··· Data for this task
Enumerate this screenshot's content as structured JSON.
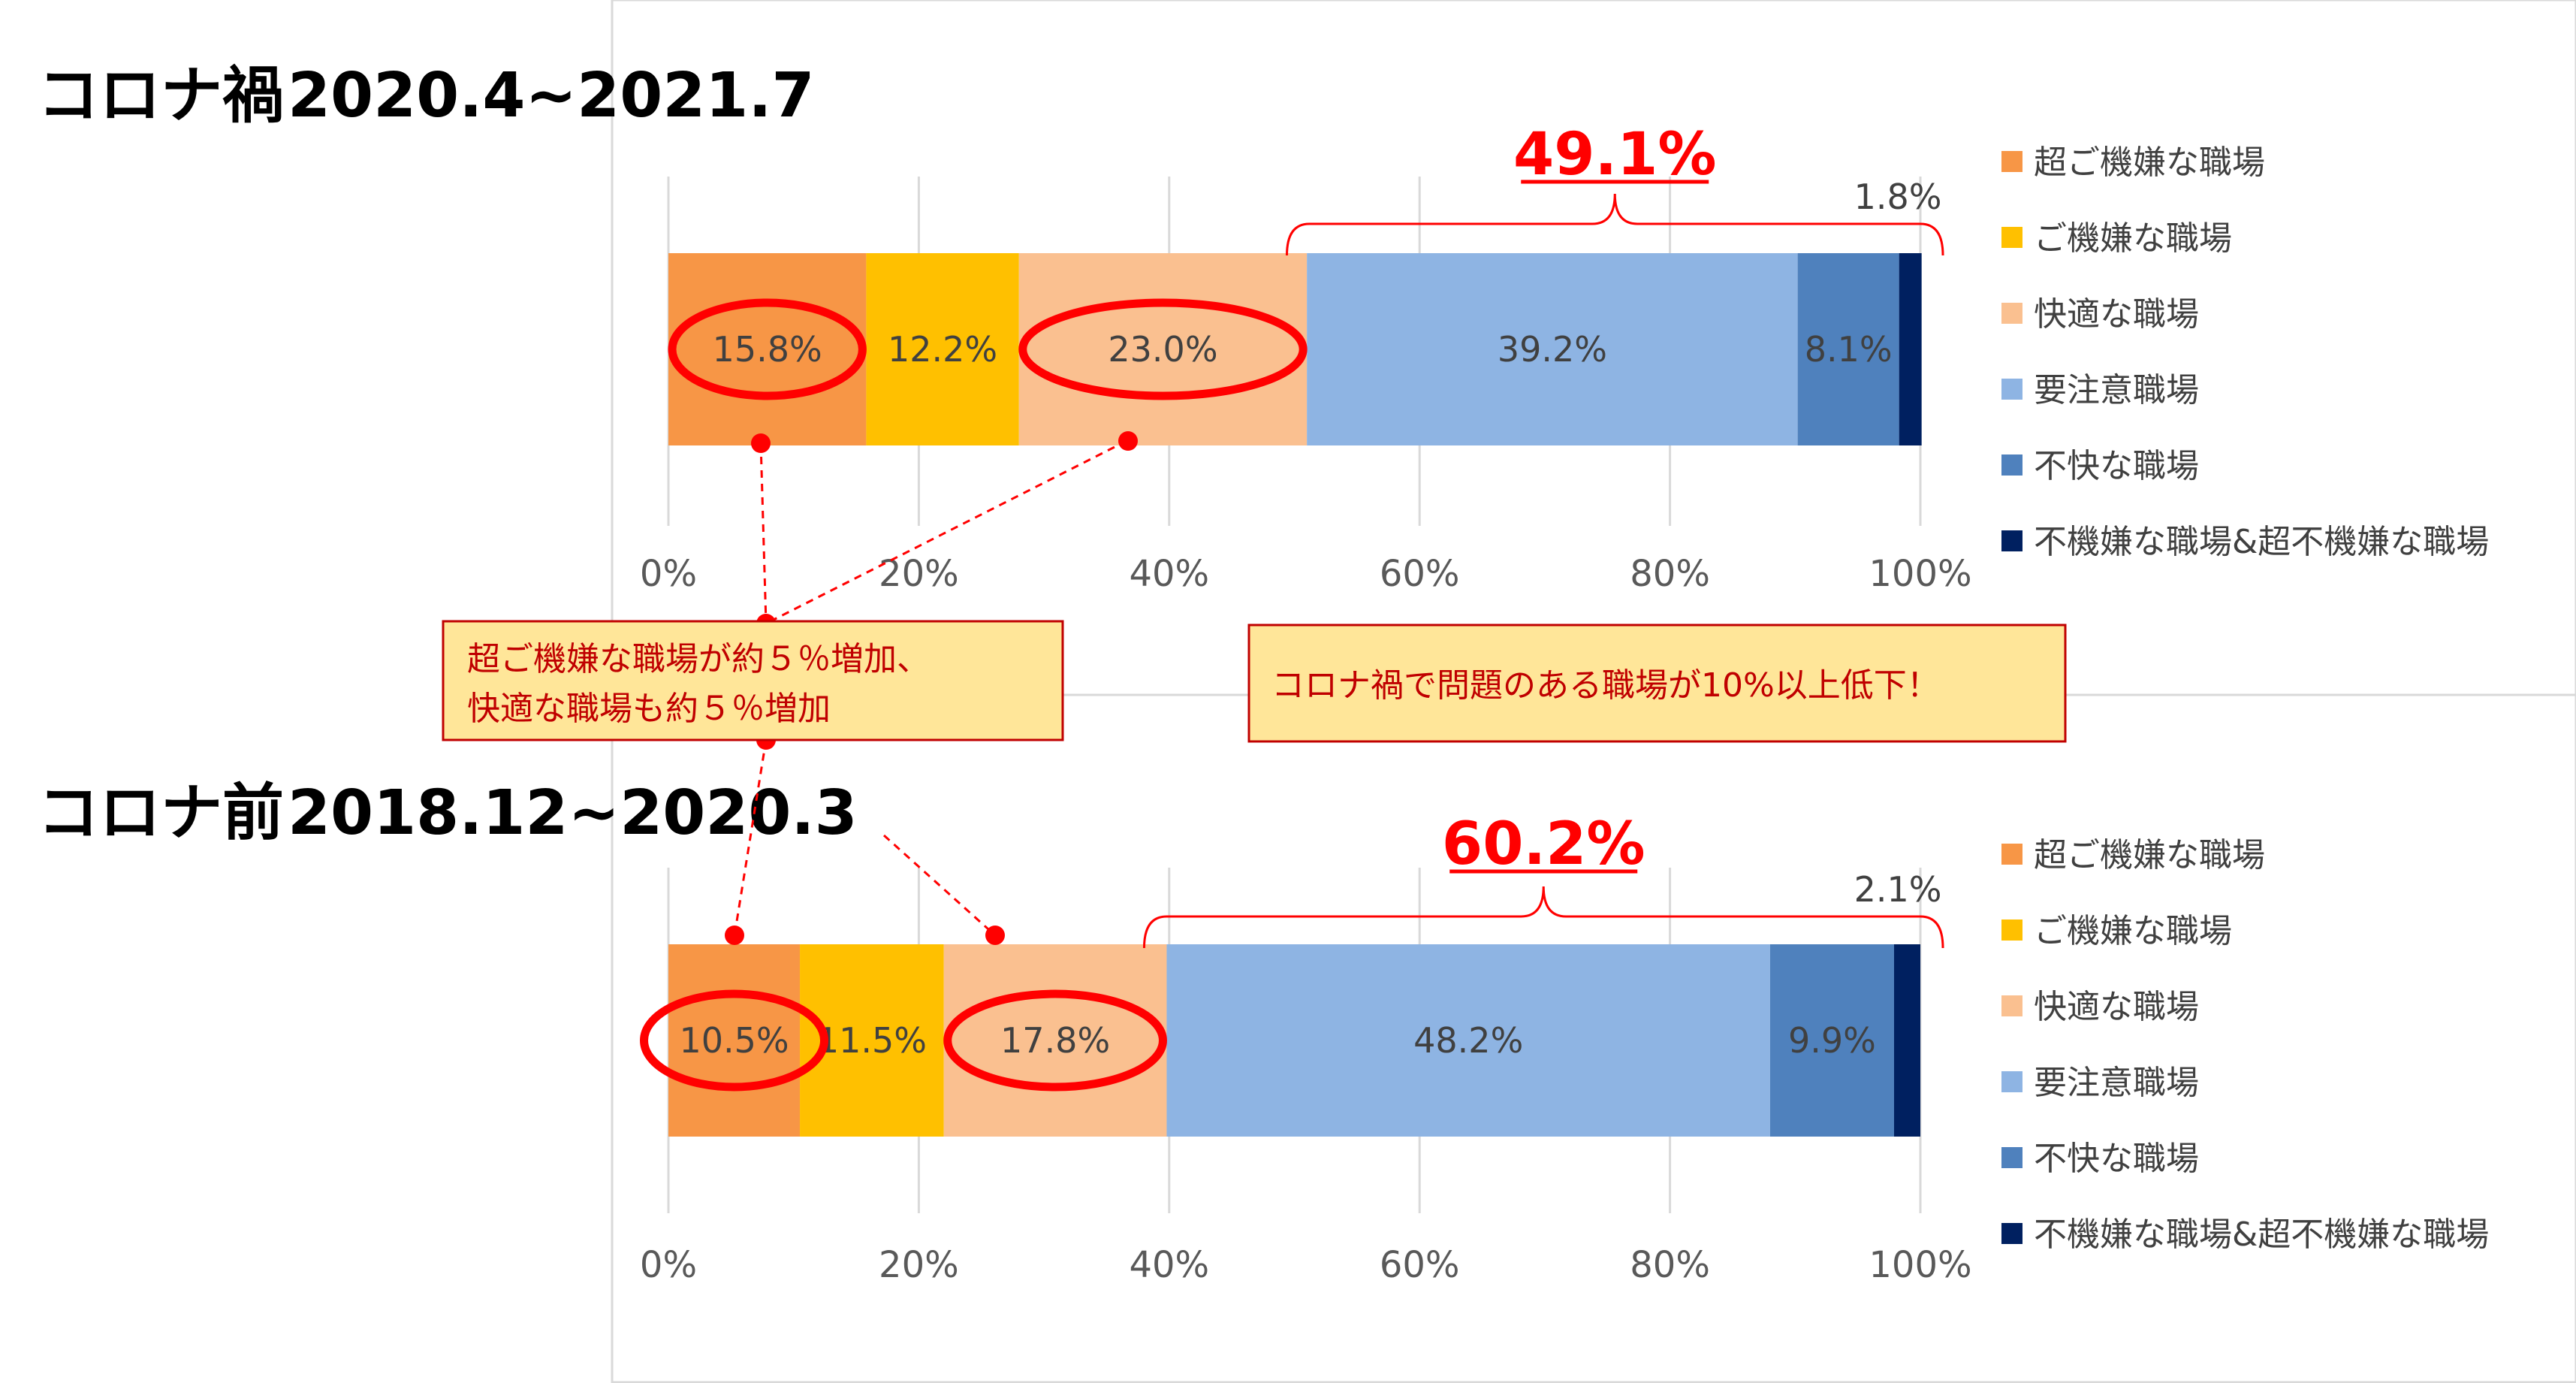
{
  "colors": {
    "series": [
      "#f79646",
      "#ffc000",
      "#fac090",
      "#8eb4e3",
      "#4f81bd",
      "#002060"
    ],
    "highlight": "#ff0000",
    "callout_fill": "#ffe699",
    "callout_border": "#c00000",
    "callout_text": "#c00000",
    "grid": "#d9d9d9",
    "panel_border": "#d9d9d9"
  },
  "chart_data": [
    {
      "type": "bar",
      "orientation": "horizontal",
      "stacked": "percent",
      "title": "コロナ禍 2020.4~2021.7",
      "title_parts": [
        "コロナ禍",
        "2020.4~2021.7"
      ],
      "series": [
        {
          "name": "超ご機嫌な職場",
          "value": 15.8,
          "label": "15.8%"
        },
        {
          "name": "ご機嫌な職場",
          "value": 12.2,
          "label": "12.2%"
        },
        {
          "name": "快適な職場",
          "value": 23.0,
          "label": "23.0%"
        },
        {
          "name": "要注意職場",
          "value": 39.2,
          "label": "39.2%"
        },
        {
          "name": "不快な職場",
          "value": 8.1,
          "label": "8.1%"
        },
        {
          "name": "不機嫌な職場&超不機嫌な職場",
          "value": 1.8,
          "label": ""
        }
      ],
      "xlim": [
        0,
        100
      ],
      "x_ticks": [
        "0%",
        "20%",
        "40%",
        "60%",
        "80%",
        "100%"
      ],
      "grid": true,
      "legend": "right",
      "bracket_total": "49.1%",
      "bracket_start": 49.1,
      "small_segment_label": "1.8%",
      "circled_segments": [
        0,
        2
      ]
    },
    {
      "type": "bar",
      "orientation": "horizontal",
      "stacked": "percent",
      "title": "コロナ前 2018.12~2020.3",
      "title_parts": [
        "コロナ前",
        "2018.12~2020.3"
      ],
      "series": [
        {
          "name": "超ご機嫌な職場",
          "value": 10.5,
          "label": "10.5%"
        },
        {
          "name": "ご機嫌な職場",
          "value": 11.5,
          "label": "11.5%"
        },
        {
          "name": "快適な職場",
          "value": 17.8,
          "label": "17.8%"
        },
        {
          "name": "要注意職場",
          "value": 48.2,
          "label": "48.2%"
        },
        {
          "name": "不快な職場",
          "value": 9.9,
          "label": "9.9%"
        },
        {
          "name": "不機嫌な職場&超不機嫌な職場",
          "value": 2.1,
          "label": ""
        }
      ],
      "xlim": [
        0,
        100
      ],
      "x_ticks": [
        "0%",
        "20%",
        "40%",
        "60%",
        "80%",
        "100%"
      ],
      "grid": true,
      "legend": "right",
      "bracket_total": "60.2%",
      "bracket_start": 37.7,
      "small_segment_label": "2.1%",
      "circled_segments": [
        0,
        2
      ]
    }
  ],
  "callouts": {
    "left": [
      "超ご機嫌な職場が約５％増加、",
      "快適な職場も約５％増加"
    ],
    "right": "コロナ禍で問題のある職場が10%以上低下！"
  }
}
······
* Goal of the exercise *
Transcribe the material exactly, keeping every word and none of the pictures.

* Problem solution *
Enumerate this screenshot's content as structured JSON.
{
  "colors": {
    "series": [
      "#f79646",
      "#ffc000",
      "#fac090",
      "#8eb4e3",
      "#4f81bd",
      "#002060"
    ],
    "highlight": "#ff0000",
    "callout_fill": "#ffe699",
    "callout_border": "#c00000",
    "callout_text": "#c00000",
    "grid": "#d9d9d9",
    "panel_border": "#d9d9d9"
  },
  "chart_data": [
    {
      "type": "bar",
      "orientation": "horizontal",
      "stacked": "percent",
      "title": "コロナ禍 2020.4~2021.7",
      "title_parts": [
        "コロナ禍",
        "2020.4~2021.7"
      ],
      "series": [
        {
          "name": "超ご機嫌な職場",
          "value": 15.8,
          "label": "15.8%"
        },
        {
          "name": "ご機嫌な職場",
          "value": 12.2,
          "label": "12.2%"
        },
        {
          "name": "快適な職場",
          "value": 23.0,
          "label": "23.0%"
        },
        {
          "name": "要注意職場",
          "value": 39.2,
          "label": "39.2%"
        },
        {
          "name": "不快な職場",
          "value": 8.1,
          "label": "8.1%"
        },
        {
          "name": "不機嫌な職場&超不機嫌な職場",
          "value": 1.8,
          "label": ""
        }
      ],
      "xlim": [
        0,
        100
      ],
      "x_ticks": [
        "0%",
        "20%",
        "40%",
        "60%",
        "80%",
        "100%"
      ],
      "grid": true,
      "legend": "right",
      "bracket_total": "49.1%",
      "bracket_start": 49.1,
      "small_segment_label": "1.8%",
      "circled_segments": [
        0,
        2
      ]
    },
    {
      "type": "bar",
      "orientation": "horizontal",
      "stacked": "percent",
      "title": "コロナ前 2018.12~2020.3",
      "title_parts": [
        "コロナ前",
        "2018.12~2020.3"
      ],
      "series": [
        {
          "name": "超ご機嫌な職場",
          "value": 10.5,
          "label": "10.5%"
        },
        {
          "name": "ご機嫌な職場",
          "value": 11.5,
          "label": "11.5%"
        },
        {
          "name": "快適な職場",
          "value": 17.8,
          "label": "17.8%"
        },
        {
          "name": "要注意職場",
          "value": 48.2,
          "label": "48.2%"
        },
        {
          "name": "不快な職場",
          "value": 9.9,
          "label": "9.9%"
        },
        {
          "name": "不機嫌な職場&超不機嫌な職場",
          "value": 2.1,
          "label": ""
        }
      ],
      "xlim": [
        0,
        100
      ],
      "x_ticks": [
        "0%",
        "20%",
        "40%",
        "60%",
        "80%",
        "100%"
      ],
      "grid": true,
      "legend": "right",
      "bracket_total": "60.2%",
      "bracket_start": 37.7,
      "small_segment_label": "2.1%",
      "circled_segments": [
        0,
        2
      ]
    }
  ],
  "callouts": {
    "left": [
      "超ご機嫌な職場が約５％増加、",
      "快適な職場も約５％増加"
    ],
    "right": "コロナ禍で問題のある職場が10%以上低下！"
  }
}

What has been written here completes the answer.